-- START Data section --
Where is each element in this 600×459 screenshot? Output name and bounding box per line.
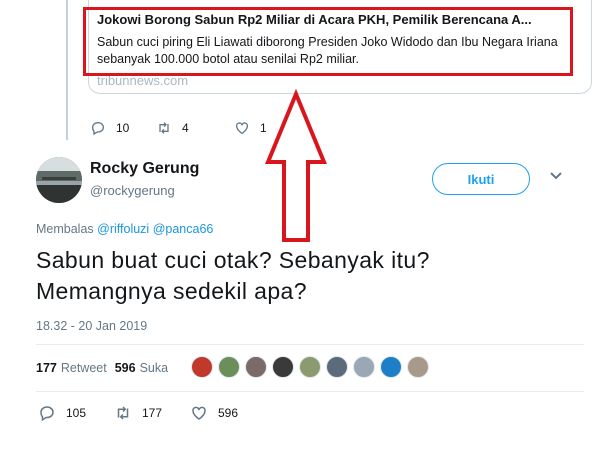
liker-avatar[interactable] — [218, 356, 240, 378]
retweet-icon — [117, 406, 129, 420]
replying-to: Membalas @riffoluzi @panca66 — [36, 222, 213, 236]
liker-avatar[interactable] — [353, 356, 375, 378]
liker-avatar[interactable] — [245, 356, 267, 378]
liker-avatar[interactable] — [407, 356, 429, 378]
heart-icon — [192, 406, 206, 420]
up-arrow-annotation — [265, 88, 327, 242]
chevron-down-icon[interactable] — [550, 170, 562, 182]
divider — [36, 344, 584, 345]
like-button[interactable]: 1 — [234, 120, 267, 136]
tweet-stats: 177 Retweet 596 Suka — [36, 361, 168, 375]
liker-avatars — [191, 356, 434, 378]
author-handle[interactable]: @rockygerung — [90, 183, 175, 198]
liker-avatar[interactable] — [299, 356, 321, 378]
divider — [36, 391, 584, 392]
reply-icon — [91, 121, 105, 136]
timestamp[interactable]: 18.32 - 20 Jan 2019 — [36, 319, 147, 333]
liker-avatar[interactable] — [272, 356, 294, 378]
heart-icon — [236, 122, 248, 135]
retweet-stat-label[interactable]: Retweet — [61, 361, 107, 375]
retweet-icon — [159, 122, 169, 134]
retweet-button[interactable]: 4 — [156, 120, 234, 136]
author-name[interactable]: Rocky Gerung — [90, 160, 199, 178]
tweet-actions: 105 177 596 — [38, 404, 266, 422]
like-stat-label[interactable]: Suka — [140, 361, 169, 375]
liker-avatar[interactable] — [191, 356, 213, 378]
replying-label: Membalas — [36, 222, 94, 236]
highlight-box — [83, 7, 573, 76]
reply-count: 10 — [116, 121, 130, 135]
avatar-image — [36, 157, 82, 203]
retweet-count: 4 — [182, 121, 189, 135]
reply-icon — [40, 406, 54, 422]
liker-avatar[interactable] — [380, 356, 402, 378]
tweet-text: Sabun buat cuci otak? Sebanyak itu? Mema… — [36, 247, 430, 304]
retweet-count: 177 — [142, 406, 163, 420]
mention-link[interactable]: @panca66 — [153, 222, 214, 236]
liker-avatar[interactable] — [326, 356, 348, 378]
follow-button[interactable]: Ikuti — [432, 163, 530, 195]
reply-button[interactable]: 10 — [90, 120, 156, 136]
retweet-stat-count[interactable]: 177 — [36, 361, 57, 375]
like-count: 596 — [218, 406, 239, 420]
thread-line — [66, 0, 68, 140]
mention-link[interactable]: @riffoluzi — [97, 222, 149, 236]
retweet-button[interactable]: 177 — [114, 404, 190, 422]
previous-tweet-actions: 10 4 1 — [90, 120, 267, 136]
like-button[interactable]: 596 — [190, 404, 266, 422]
like-stat-count[interactable]: 596 — [115, 361, 136, 375]
reply-count: 105 — [66, 406, 87, 420]
reply-button[interactable]: 105 — [38, 404, 114, 422]
avatar[interactable] — [36, 157, 82, 203]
-- END Data section --
Prompt: Rewrite all of the material above, replacing every occurrence of "divider" with "separator" and keeping everything else the same. Leave the pictures out of your answer.

Exercise answer:
Where is each element in this 600×459 screenshot? Output name and bounding box per line.
liker-avatar[interactable] — [218, 356, 240, 378]
retweet-icon — [117, 406, 129, 420]
replying-to: Membalas @riffoluzi @panca66 — [36, 222, 213, 236]
liker-avatar[interactable] — [353, 356, 375, 378]
liker-avatar[interactable] — [245, 356, 267, 378]
liker-avatar[interactable] — [407, 356, 429, 378]
heart-icon — [192, 406, 206, 420]
up-arrow-annotation — [265, 88, 327, 242]
chevron-down-icon[interactable] — [550, 170, 562, 182]
separator — [36, 344, 584, 345]
like-button[interactable]: 1 — [234, 120, 267, 136]
tweet-stats: 177 Retweet 596 Suka — [36, 361, 168, 375]
liker-avatars — [191, 356, 434, 378]
author-handle[interactable]: @rockygerung — [90, 183, 175, 198]
liker-avatar[interactable] — [299, 356, 321, 378]
separator — [36, 391, 584, 392]
reply-icon — [91, 121, 105, 136]
timestamp[interactable]: 18.32 - 20 Jan 2019 — [36, 319, 147, 333]
liker-avatar[interactable] — [272, 356, 294, 378]
heart-icon — [236, 122, 248, 135]
retweet-stat-label[interactable]: Retweet — [61, 361, 107, 375]
retweet-icon — [159, 122, 169, 134]
retweet-button[interactable]: 4 — [156, 120, 234, 136]
author-name[interactable]: Rocky Gerung — [90, 160, 199, 178]
tweet-actions: 105 177 596 — [38, 404, 266, 422]
like-stat-label[interactable]: Suka — [140, 361, 169, 375]
liker-avatar[interactable] — [191, 356, 213, 378]
replying-label: Membalas — [36, 222, 94, 236]
highlight-box — [83, 7, 573, 76]
reply-count: 10 — [116, 121, 130, 135]
avatar-image — [36, 157, 82, 203]
retweet-count: 4 — [182, 121, 189, 135]
reply-icon — [40, 406, 54, 422]
liker-avatar[interactable] — [380, 356, 402, 378]
tweet-text: Sabun buat cuci otak? Sebanyak itu? Mema… — [36, 247, 430, 304]
retweet-count: 177 — [142, 406, 163, 420]
mention-link[interactable]: @panca66 — [153, 222, 214, 236]
liker-avatar[interactable] — [326, 356, 348, 378]
follow-button[interactable]: Ikuti — [432, 163, 530, 195]
reply-button[interactable]: 10 — [90, 120, 156, 136]
retweet-stat-count[interactable]: 177 — [36, 361, 57, 375]
like-count: 596 — [218, 406, 239, 420]
thread-line — [66, 0, 68, 140]
mention-link[interactable]: @riffoluzi — [97, 222, 149, 236]
retweet-button[interactable]: 177 — [114, 404, 190, 422]
previous-tweet-actions: 10 4 1 — [90, 120, 267, 136]
like-button[interactable]: 596 — [190, 404, 266, 422]
like-stat-count[interactable]: 596 — [115, 361, 136, 375]
reply-count: 105 — [66, 406, 87, 420]
reply-button[interactable]: 105 — [38, 404, 114, 422]
avatar[interactable] — [36, 157, 82, 203]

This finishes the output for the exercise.